::: Material for the task :::

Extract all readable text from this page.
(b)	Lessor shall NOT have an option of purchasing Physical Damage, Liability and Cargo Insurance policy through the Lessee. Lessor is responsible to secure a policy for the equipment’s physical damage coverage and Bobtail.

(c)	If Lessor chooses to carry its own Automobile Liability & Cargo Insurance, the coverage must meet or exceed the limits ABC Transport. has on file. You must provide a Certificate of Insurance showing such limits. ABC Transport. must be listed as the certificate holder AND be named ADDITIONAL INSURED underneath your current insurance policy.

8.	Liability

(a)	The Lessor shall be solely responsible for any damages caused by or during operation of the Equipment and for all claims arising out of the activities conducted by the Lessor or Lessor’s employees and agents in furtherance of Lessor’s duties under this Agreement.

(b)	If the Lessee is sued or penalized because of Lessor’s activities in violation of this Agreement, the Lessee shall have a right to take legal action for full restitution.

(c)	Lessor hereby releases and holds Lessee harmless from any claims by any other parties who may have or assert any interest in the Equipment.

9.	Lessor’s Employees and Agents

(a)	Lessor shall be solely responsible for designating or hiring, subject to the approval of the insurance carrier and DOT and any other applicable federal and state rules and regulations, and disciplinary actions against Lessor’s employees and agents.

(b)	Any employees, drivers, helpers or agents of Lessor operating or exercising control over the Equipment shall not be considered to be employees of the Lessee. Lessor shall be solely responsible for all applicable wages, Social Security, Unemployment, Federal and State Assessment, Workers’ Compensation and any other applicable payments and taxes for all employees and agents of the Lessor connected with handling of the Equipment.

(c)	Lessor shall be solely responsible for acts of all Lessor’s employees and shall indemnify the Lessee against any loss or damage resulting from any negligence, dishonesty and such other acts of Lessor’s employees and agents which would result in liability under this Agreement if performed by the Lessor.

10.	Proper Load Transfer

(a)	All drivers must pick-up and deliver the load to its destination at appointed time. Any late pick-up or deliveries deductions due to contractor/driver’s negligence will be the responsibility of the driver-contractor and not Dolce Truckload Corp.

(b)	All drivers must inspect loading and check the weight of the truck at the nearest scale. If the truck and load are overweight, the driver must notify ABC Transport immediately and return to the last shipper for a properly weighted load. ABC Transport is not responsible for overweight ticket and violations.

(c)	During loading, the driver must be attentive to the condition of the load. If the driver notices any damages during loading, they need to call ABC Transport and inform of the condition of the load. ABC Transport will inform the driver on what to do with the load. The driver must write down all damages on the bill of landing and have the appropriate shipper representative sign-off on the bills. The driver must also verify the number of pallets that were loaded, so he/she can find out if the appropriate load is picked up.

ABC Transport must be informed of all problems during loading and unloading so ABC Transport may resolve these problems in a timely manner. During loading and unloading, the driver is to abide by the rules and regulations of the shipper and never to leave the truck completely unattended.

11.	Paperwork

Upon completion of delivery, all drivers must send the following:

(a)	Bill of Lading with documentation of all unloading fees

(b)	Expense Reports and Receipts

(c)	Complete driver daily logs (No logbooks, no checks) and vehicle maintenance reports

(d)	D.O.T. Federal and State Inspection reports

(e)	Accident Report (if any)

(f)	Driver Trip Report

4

:::

▶ What to do: Please set down the whole listing above without altering a single line.

▶ Correct result:
Extract all readable text from this page.
(b)	Lessor shall NOT have an option of purchasing Physical Damage, Liability and Cargo Insurance policy through the Lessee. Lessor is responsible to secure a policy for the equipment’s physical damage coverage and Bobtail.

(c)	If Lessor chooses to carry its own Automobile Liability & Cargo Insurance, the coverage must meet or exceed the limits ABC Transport. has on file. You must provide a Certificate of Insurance showing such limits. ABC Transport. must be listed as the certificate holder AND be named ADDITIONAL INSURED underneath your current insurance policy.

8.	Liability

(a)	The Lessor shall be solely responsible for any damages caused by or during operation of the Equipment and for all claims arising out of the activities conducted by the Lessor or Lessor’s employees and agents in furtherance of Lessor’s duties under this Agreement.

(b)	If the Lessee is sued or penalized because of Lessor’s activities in violation of this Agreement, the Lessee shall have a right to take legal action for full restitution.

(c)	Lessor hereby releases and holds Lessee harmless from any claims by any other parties who may have or assert any interest in the Equipment.

9.	Lessor’s Employees and Agents

(a)	Lessor shall be solely responsible for designating or hiring, subject to the approval of the insurance carrier and DOT and any other applicable federal and state rules and regulations, and disciplinary actions against Lessor’s employees and agents.

(b)	Any employees, drivers, helpers or agents of Lessor operating or exercising control over the Equipment shall not be considered to be employees of the Lessee. Lessor shall be solely responsible for all applicable wages, Social Security, Unemployment, Federal and State Assessment, Workers’ Compensation and any other applicable payments and taxes for all employees and agents of the Lessor connected with handling of the Equipment.

(c)	Lessor shall be solely responsible for acts of all Lessor’s employees and shall indemnify the Lessee against any loss or damage resulting from any negligence, dishonesty and such other acts of Lessor’s employees and agents which would result in liability under this Agreement if performed by the Lessor.

10.	Proper Load Transfer

(a)	All drivers must pick-up and deliver the load to its destination at appointed time. Any late pick-up or deliveries deductions due to contractor/driver’s negligence will be the responsibility of the driver-contractor and not Dolce Truckload Corp.

(b)	All drivers must inspect loading and check the weight of the truck at the nearest scale. If the truck and load are overweight, the driver must notify ABC Transport immediately and return to the last shipper for a properly weighted load. ABC Transport is not responsible for overweight ticket and violations.

(c)	During loading, the driver must be attentive to the condition of the load. If the driver notices any damages during loading, they need to call ABC Transport and inform of the condition of the load. ABC Transport will inform the driver on what to do with the load. The driver must write down all damages on the bill of landing and have the appropriate shipper representative sign-off on the bills. The driver must also verify the number of pallets that were loaded, so he/she can find out if the appropriate load is picked up.

ABC Transport must be informed of all problems during loading and unloading so ABC Transport may resolve these problems in a timely manner. During loading and unloading, the driver is to abide by the rules and regulations of the shipper and never to leave the truck completely unattended.

11.	Paperwork

Upon completion of delivery, all drivers must send the following:

(a)	Bill of Lading with documentation of all unloading fees

(b)	Expense Reports and Receipts

(c)	Complete driver daily logs (No logbooks, no checks) and vehicle maintenance reports

(d)	D.O.T. Federal and State Inspection reports

(e)	Accident Report (if any)

(f)	Driver Trip Report

4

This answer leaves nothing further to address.